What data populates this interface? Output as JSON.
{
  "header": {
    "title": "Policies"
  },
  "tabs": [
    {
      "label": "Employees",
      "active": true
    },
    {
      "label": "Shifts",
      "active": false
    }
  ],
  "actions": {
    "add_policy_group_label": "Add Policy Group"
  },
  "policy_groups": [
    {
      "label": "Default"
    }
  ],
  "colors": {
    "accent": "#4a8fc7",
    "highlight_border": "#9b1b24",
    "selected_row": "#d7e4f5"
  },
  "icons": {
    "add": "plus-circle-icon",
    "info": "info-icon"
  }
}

------------------------------------------------

* _TASK DESCRIPTION_
Copy the records above exactly.

* _COMPLETE RESPONSE_
What data populates this interface? Output as JSON.
{
  "header": {
    "title": "Policies"
  },
  "tabs": [
    {
      "label": "Employees",
      "active": true
    },
    {
      "label": "Shifts",
      "active": false
    }
  ],
  "actions": {
    "add_policy_group_label": "Add Policy Group"
  },
  "policy_groups": [
    {
      "label": "Default"
    }
  ],
  "colors": {
    "accent": "#4a8fc7",
    "highlight_border": "#9b1b24",
    "selected_row": "#d7e4f5"
  },
  "icons": {
    "add": "plus-circle-icon",
    "info": "info-icon"
  }
}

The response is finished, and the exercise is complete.